■ Directions for this task
Go through the data below. Pull out every line that has the word "research".

■ The input
════════

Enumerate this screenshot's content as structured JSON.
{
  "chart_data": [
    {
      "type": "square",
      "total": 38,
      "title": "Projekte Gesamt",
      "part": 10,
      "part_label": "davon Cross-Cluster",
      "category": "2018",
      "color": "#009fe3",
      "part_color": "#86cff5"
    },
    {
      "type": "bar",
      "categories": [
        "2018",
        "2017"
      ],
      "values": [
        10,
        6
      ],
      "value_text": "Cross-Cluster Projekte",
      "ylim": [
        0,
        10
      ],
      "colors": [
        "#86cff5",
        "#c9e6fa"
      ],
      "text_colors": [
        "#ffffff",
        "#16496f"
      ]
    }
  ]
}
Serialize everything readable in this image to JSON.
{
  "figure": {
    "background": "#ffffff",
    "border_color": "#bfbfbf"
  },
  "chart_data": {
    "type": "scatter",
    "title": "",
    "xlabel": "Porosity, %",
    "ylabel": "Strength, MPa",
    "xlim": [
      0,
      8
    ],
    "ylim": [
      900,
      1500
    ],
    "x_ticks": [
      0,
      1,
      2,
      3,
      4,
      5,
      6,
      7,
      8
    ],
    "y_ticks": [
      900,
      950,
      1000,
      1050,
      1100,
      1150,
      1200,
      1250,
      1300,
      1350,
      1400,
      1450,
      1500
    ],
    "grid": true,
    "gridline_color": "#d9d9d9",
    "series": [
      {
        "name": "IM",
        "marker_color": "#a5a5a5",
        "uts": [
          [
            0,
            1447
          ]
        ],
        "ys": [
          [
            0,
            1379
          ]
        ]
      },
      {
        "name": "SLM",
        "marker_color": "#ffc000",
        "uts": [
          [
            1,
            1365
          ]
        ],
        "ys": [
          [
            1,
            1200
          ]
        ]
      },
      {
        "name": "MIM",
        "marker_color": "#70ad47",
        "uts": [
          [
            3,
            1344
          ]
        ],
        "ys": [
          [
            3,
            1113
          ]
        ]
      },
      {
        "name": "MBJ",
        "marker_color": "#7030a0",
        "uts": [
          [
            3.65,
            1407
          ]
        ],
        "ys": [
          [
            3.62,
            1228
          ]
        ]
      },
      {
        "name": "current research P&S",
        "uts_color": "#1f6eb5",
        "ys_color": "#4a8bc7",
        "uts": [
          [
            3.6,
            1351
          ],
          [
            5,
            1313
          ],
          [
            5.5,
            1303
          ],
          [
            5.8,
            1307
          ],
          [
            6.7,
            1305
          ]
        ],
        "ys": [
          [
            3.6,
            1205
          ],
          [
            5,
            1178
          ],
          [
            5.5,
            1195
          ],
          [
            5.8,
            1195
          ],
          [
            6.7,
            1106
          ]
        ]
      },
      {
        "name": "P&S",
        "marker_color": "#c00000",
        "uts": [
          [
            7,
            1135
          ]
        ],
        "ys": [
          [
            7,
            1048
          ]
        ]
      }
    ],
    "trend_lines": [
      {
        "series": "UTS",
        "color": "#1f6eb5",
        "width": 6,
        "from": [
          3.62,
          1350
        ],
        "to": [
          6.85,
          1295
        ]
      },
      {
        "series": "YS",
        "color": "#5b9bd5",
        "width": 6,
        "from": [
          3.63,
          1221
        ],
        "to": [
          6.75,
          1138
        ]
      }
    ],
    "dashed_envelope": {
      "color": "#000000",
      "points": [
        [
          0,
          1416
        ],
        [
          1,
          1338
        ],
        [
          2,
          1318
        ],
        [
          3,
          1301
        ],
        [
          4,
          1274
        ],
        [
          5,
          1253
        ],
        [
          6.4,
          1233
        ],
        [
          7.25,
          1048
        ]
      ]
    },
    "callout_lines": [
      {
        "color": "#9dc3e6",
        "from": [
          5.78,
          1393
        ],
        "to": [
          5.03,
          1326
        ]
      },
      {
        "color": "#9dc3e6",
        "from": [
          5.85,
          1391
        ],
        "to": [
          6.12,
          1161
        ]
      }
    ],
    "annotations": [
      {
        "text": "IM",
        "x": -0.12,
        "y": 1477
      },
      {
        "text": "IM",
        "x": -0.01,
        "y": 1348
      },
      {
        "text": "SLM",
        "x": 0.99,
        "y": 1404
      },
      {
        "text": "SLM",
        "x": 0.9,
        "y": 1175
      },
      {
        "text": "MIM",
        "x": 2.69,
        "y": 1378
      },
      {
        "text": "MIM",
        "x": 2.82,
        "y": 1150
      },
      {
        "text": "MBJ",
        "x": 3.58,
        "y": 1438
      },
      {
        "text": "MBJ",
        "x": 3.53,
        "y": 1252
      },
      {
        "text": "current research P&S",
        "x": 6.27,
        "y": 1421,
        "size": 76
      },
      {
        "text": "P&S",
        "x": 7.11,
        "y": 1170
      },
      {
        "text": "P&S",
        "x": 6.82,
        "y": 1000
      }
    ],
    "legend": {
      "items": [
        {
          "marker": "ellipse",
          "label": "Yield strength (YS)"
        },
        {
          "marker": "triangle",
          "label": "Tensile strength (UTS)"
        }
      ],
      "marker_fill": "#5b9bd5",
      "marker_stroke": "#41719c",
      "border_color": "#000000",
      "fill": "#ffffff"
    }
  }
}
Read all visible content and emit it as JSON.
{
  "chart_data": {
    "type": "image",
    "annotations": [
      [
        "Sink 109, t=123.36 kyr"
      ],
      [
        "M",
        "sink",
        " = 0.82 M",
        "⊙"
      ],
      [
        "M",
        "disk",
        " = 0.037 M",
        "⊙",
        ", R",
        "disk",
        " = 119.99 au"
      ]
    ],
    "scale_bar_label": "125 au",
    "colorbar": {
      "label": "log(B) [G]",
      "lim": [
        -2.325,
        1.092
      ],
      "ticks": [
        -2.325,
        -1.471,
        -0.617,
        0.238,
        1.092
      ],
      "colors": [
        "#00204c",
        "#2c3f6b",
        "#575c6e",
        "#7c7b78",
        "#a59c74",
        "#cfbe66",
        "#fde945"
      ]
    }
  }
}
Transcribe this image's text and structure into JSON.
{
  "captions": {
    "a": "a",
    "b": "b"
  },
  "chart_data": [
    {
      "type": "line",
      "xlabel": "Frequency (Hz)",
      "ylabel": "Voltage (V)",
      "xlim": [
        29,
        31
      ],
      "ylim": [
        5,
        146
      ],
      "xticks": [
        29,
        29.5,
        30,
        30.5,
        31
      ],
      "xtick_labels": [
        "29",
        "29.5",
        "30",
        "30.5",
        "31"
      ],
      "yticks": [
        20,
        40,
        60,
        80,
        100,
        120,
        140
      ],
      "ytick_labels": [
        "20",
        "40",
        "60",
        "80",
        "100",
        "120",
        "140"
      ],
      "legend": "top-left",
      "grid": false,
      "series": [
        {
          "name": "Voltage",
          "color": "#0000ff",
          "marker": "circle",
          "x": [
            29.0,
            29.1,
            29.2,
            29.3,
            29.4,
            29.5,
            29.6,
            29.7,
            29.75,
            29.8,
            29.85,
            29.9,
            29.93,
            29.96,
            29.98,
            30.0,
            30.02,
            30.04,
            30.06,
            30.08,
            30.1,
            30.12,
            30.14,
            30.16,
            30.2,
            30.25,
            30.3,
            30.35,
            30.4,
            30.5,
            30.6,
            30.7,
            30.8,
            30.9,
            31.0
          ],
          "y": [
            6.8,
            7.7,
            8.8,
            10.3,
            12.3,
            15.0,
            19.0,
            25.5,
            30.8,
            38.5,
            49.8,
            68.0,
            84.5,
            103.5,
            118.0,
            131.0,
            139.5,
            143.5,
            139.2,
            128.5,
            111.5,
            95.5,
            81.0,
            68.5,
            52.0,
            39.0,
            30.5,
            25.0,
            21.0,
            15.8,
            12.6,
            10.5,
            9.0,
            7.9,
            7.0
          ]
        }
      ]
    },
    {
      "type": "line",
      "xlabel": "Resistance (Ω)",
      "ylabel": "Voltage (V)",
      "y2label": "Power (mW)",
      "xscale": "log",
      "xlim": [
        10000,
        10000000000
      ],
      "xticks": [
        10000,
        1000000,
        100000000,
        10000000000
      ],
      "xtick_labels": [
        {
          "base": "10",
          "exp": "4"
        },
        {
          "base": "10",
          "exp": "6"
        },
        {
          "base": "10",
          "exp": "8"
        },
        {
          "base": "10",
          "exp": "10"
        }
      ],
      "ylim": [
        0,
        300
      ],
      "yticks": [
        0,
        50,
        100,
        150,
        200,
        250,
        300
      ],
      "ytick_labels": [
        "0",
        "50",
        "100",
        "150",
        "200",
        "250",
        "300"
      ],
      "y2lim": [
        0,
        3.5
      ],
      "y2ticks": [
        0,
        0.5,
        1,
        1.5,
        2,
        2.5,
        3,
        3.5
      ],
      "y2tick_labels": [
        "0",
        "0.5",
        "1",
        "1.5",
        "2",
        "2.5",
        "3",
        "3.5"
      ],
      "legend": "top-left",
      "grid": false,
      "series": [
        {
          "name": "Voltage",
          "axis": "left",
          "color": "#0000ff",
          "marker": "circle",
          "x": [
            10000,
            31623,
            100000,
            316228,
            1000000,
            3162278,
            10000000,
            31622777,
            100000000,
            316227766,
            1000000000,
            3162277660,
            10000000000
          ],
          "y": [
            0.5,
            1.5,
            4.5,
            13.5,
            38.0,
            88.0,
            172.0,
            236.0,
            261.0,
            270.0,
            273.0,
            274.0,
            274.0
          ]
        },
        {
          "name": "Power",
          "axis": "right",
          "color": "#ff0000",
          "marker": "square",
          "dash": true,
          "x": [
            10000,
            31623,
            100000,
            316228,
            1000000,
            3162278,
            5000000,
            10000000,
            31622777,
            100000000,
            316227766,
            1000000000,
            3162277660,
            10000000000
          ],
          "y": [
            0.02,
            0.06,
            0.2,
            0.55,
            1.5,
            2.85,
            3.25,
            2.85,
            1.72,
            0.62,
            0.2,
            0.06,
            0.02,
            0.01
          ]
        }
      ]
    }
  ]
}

════════

■ Response to this exercise
        "name": "current research P&S",
        "text": "current research P&S",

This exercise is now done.